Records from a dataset

= = = =

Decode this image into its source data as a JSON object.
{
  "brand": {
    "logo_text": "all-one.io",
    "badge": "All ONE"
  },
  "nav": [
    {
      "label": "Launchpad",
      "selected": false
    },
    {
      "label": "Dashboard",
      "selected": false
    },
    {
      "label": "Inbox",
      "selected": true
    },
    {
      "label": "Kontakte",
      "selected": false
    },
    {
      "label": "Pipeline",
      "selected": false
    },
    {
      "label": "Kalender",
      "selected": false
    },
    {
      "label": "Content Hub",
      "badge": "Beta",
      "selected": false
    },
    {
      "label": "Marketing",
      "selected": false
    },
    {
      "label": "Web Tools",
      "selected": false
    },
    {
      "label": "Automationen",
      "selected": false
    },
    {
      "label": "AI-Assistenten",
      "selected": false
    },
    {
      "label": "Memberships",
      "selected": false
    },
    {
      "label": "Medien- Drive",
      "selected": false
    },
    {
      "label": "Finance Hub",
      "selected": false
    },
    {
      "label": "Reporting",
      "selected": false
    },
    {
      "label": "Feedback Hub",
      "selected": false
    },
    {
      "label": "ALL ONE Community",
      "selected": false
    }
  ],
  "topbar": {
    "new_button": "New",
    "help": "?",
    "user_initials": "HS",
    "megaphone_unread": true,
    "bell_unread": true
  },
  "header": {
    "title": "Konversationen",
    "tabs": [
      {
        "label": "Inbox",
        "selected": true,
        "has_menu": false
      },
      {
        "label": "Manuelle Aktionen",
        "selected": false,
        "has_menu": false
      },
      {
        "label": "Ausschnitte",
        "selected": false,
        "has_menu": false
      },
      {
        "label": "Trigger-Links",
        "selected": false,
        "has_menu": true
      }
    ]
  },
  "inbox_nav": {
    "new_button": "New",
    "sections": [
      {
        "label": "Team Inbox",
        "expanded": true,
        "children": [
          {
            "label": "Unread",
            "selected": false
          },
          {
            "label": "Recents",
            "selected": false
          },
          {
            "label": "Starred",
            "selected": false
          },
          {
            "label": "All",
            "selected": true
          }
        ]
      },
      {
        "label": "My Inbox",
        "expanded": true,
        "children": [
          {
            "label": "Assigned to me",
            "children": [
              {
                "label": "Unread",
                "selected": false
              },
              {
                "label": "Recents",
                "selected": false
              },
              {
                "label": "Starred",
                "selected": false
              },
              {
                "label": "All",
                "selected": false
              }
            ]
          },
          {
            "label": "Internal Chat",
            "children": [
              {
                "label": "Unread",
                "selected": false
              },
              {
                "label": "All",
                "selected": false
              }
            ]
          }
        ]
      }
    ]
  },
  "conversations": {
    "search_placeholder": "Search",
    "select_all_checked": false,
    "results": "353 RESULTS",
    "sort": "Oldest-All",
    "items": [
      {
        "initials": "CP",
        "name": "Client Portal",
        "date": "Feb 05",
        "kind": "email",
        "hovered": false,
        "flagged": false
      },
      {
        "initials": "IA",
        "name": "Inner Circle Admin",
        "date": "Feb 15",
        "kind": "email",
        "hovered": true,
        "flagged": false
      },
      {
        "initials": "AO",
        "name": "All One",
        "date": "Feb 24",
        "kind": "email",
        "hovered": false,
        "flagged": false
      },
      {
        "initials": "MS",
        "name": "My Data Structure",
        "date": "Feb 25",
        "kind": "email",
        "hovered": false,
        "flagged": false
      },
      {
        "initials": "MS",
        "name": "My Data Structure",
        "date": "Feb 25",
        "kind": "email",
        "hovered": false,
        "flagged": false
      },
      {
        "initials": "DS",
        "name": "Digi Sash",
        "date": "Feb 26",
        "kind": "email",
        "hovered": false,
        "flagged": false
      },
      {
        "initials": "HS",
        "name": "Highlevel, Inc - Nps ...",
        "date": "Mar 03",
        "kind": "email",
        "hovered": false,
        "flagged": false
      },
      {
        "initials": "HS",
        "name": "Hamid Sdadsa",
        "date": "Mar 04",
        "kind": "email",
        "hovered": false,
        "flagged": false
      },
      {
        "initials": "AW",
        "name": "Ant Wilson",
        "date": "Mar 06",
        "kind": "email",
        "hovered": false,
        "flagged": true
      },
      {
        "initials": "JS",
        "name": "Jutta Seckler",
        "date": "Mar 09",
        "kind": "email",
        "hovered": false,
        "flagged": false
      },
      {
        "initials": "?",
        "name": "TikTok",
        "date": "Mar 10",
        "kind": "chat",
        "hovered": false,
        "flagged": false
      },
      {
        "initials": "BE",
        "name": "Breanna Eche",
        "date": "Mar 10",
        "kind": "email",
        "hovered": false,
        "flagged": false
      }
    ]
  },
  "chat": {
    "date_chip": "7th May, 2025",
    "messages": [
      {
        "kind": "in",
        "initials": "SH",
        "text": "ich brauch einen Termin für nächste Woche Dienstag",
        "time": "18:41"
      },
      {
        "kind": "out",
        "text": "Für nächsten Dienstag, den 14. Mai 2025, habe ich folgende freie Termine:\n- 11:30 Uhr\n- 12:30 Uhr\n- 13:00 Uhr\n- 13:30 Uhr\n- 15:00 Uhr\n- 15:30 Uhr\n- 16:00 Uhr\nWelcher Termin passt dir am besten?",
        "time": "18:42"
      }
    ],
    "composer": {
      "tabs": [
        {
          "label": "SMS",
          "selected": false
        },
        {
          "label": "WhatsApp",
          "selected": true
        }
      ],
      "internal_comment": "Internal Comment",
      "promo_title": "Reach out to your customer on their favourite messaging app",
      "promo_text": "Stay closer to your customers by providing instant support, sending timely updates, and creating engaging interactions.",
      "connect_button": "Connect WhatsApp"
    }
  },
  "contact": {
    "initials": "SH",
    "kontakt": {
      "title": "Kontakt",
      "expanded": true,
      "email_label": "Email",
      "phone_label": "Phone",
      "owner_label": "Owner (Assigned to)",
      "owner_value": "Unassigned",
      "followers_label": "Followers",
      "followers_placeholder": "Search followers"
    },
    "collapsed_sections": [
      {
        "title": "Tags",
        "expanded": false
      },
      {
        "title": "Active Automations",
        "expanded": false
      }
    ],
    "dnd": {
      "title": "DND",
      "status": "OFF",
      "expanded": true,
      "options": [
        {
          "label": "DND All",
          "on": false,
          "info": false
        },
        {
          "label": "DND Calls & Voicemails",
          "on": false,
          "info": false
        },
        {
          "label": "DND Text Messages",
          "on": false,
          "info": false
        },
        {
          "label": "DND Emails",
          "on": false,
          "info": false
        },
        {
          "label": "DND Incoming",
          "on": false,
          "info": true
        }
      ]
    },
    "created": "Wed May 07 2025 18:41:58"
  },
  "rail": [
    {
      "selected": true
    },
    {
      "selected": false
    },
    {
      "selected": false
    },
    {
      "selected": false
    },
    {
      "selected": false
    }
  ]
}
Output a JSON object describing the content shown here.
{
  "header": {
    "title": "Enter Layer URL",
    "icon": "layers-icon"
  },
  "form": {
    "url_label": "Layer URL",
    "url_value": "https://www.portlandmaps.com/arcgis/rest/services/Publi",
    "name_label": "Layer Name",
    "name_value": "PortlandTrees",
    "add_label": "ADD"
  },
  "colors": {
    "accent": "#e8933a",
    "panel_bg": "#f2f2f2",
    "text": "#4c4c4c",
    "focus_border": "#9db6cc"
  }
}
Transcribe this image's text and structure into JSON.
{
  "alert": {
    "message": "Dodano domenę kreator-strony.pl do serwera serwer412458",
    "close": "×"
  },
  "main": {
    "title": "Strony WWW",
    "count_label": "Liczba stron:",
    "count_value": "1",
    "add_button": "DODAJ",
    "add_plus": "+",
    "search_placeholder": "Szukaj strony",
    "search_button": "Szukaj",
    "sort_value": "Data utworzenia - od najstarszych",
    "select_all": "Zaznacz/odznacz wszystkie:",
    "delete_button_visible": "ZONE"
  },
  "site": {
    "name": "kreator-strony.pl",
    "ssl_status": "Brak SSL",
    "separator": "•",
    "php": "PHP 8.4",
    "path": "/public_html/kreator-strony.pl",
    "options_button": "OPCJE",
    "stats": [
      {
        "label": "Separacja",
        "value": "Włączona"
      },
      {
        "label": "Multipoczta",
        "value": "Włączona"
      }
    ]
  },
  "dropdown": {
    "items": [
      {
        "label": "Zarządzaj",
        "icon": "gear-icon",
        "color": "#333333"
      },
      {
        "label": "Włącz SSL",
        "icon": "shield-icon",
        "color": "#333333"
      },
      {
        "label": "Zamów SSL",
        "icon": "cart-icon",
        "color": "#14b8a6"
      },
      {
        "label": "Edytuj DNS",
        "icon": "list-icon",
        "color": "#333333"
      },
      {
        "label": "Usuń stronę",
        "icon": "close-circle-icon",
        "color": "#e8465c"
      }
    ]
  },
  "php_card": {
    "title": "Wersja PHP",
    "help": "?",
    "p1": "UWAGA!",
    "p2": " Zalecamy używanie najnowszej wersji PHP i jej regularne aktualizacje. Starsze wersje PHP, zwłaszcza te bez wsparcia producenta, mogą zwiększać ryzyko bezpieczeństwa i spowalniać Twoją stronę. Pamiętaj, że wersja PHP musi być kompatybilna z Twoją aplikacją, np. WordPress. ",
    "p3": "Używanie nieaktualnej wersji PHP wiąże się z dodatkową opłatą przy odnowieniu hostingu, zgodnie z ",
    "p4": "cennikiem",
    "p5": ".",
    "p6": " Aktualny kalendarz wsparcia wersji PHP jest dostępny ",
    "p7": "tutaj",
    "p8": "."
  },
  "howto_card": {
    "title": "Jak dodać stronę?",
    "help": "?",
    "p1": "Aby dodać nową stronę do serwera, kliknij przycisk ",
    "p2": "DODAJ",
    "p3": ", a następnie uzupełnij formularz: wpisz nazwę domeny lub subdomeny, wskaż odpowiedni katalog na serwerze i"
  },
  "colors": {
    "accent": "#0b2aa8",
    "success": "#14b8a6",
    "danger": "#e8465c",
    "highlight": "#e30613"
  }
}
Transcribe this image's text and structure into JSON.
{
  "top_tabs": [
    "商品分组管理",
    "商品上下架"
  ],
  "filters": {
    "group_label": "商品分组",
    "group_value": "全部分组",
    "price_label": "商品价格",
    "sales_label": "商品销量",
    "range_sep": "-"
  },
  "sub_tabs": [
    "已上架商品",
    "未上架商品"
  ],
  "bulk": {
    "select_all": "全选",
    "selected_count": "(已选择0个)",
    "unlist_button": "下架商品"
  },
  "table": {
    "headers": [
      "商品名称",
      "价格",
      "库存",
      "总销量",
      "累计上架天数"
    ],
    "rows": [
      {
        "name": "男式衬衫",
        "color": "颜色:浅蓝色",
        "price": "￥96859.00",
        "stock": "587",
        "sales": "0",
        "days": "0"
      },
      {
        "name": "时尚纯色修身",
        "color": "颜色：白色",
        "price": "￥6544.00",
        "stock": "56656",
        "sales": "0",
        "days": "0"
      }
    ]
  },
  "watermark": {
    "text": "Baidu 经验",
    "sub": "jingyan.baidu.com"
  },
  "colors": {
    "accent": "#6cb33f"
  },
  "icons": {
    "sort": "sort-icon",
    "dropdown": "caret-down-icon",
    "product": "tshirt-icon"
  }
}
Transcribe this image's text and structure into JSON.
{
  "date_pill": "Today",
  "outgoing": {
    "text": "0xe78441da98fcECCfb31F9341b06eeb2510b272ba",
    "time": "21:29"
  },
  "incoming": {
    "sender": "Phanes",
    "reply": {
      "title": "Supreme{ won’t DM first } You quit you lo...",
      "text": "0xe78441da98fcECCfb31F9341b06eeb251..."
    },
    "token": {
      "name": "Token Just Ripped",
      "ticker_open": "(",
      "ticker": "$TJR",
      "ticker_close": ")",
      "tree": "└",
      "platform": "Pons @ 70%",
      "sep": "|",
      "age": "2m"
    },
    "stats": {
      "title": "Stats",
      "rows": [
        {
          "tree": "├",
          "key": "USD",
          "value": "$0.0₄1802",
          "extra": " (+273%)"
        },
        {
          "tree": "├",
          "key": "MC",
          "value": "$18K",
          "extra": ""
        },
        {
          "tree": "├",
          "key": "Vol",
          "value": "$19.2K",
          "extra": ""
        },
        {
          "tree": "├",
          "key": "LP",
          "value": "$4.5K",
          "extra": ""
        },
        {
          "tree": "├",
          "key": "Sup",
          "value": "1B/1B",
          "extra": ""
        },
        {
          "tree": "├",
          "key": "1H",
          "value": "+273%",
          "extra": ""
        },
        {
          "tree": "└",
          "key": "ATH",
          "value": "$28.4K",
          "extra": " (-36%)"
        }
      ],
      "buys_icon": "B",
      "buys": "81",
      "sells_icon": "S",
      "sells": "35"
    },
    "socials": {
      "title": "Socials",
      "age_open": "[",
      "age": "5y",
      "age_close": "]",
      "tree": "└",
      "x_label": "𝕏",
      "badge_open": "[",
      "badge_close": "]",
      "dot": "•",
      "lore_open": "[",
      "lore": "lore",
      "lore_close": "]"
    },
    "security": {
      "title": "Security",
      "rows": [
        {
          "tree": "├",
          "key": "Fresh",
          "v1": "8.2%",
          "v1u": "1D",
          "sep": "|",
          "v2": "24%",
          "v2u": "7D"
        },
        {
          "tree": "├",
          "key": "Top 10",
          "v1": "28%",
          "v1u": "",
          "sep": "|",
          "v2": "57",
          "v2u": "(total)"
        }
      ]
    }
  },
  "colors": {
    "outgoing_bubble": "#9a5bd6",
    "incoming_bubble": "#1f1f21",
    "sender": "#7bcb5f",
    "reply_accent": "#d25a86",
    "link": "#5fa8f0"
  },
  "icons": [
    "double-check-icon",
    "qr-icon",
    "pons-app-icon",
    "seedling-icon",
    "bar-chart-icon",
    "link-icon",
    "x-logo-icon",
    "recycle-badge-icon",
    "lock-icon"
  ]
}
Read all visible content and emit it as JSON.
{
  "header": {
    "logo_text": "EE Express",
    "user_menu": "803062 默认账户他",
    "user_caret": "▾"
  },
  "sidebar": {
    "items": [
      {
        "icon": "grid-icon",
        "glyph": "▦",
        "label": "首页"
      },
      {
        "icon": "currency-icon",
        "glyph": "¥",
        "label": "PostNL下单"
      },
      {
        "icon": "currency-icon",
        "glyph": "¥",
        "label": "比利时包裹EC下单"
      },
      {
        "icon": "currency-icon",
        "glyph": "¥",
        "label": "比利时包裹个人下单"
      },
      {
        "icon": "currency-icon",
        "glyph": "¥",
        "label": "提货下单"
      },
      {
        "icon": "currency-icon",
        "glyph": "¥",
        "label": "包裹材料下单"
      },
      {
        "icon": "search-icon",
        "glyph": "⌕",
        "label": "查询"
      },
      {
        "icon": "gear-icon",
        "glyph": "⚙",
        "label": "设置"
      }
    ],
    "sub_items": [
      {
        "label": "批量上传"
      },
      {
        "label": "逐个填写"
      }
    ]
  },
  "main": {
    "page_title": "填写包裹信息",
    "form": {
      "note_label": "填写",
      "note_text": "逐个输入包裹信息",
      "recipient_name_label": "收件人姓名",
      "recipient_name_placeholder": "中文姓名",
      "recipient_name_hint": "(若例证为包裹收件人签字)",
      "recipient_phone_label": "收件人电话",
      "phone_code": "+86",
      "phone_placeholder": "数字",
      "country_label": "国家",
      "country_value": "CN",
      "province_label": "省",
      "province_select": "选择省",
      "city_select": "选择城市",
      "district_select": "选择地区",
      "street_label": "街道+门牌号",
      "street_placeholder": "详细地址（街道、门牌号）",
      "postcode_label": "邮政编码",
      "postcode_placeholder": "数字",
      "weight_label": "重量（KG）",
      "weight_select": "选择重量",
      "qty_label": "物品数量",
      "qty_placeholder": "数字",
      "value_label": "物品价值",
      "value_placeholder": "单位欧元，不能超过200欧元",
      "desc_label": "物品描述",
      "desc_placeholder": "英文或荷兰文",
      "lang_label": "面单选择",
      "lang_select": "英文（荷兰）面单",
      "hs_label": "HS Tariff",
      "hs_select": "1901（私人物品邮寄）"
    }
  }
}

= = = =

The word "Internal" may turn up on some lines of these records; say how many, with no other words.

2